### Information given ###

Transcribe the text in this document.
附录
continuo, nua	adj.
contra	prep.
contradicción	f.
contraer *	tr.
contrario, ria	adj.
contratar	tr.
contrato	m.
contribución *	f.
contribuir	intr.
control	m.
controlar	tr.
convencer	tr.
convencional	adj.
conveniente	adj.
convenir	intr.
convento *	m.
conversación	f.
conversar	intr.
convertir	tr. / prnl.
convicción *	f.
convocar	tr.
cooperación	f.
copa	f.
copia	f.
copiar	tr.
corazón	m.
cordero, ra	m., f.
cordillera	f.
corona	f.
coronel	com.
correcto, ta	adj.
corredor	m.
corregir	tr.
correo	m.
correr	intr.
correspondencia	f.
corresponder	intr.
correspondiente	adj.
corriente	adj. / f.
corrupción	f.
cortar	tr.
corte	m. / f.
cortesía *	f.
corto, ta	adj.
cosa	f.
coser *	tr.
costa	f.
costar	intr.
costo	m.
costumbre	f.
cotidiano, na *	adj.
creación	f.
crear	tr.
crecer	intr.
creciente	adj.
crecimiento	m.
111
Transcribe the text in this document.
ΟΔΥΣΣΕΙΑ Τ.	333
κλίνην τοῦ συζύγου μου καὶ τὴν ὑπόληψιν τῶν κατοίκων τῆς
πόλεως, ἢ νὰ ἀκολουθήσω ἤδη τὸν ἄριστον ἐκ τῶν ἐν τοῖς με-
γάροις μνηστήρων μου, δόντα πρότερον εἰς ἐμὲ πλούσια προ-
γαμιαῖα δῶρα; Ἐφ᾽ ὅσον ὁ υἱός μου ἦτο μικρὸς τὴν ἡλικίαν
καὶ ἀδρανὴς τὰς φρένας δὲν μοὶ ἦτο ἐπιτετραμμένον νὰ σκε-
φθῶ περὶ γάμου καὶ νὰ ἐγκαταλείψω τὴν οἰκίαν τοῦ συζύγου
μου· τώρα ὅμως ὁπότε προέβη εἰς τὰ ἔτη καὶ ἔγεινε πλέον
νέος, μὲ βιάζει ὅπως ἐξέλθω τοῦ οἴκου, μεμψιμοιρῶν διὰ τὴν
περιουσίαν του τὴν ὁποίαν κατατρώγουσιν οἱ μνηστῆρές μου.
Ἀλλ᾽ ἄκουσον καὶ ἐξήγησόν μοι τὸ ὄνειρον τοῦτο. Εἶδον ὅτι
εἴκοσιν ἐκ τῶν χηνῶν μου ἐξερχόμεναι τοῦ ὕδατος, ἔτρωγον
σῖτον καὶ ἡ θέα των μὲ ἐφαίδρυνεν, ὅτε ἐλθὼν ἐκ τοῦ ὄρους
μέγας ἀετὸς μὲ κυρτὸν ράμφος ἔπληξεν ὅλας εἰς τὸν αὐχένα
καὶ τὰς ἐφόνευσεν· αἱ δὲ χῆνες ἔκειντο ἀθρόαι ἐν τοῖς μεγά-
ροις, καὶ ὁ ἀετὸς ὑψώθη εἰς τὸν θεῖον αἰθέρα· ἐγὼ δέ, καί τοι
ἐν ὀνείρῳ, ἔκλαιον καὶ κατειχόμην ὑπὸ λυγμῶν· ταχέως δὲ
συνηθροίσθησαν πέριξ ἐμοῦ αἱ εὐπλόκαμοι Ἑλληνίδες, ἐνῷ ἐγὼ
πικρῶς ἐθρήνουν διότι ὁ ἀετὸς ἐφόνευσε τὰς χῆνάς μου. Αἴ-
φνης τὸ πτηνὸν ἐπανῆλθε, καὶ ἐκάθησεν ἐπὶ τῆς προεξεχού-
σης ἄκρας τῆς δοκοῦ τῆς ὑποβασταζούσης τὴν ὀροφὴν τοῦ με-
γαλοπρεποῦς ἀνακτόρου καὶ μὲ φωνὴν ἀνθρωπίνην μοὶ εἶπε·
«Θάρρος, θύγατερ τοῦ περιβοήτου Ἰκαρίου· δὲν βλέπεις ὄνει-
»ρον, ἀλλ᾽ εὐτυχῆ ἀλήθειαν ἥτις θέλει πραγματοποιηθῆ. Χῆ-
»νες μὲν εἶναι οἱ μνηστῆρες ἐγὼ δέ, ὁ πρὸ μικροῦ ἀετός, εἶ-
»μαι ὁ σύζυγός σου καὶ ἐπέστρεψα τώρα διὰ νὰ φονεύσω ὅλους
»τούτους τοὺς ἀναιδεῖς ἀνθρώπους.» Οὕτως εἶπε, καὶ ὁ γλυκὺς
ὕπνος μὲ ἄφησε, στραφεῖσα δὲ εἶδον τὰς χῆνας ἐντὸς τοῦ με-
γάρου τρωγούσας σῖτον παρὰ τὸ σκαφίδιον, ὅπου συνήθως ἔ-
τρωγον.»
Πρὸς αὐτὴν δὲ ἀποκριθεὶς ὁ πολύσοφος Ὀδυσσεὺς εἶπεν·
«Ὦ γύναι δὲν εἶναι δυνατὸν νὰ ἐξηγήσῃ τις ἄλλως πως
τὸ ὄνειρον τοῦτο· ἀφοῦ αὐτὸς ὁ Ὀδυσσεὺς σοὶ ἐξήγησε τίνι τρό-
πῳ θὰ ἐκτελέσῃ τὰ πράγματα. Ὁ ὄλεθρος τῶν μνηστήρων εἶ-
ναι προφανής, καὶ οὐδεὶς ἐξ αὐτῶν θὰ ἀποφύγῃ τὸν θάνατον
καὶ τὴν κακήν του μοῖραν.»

###

__Exercise goal__:
Scan the material above. Return every line containing the string "συζύγου".

__Result__:
κλίνην τοῦ συζύγου μου καὶ τὴν ὑπόληψιν τῶν κατοίκων τῆς
φθῶ περὶ γάμου καὶ νὰ ἐγκαταλείψω τὴν οἰκίαν τοῦ συζύγου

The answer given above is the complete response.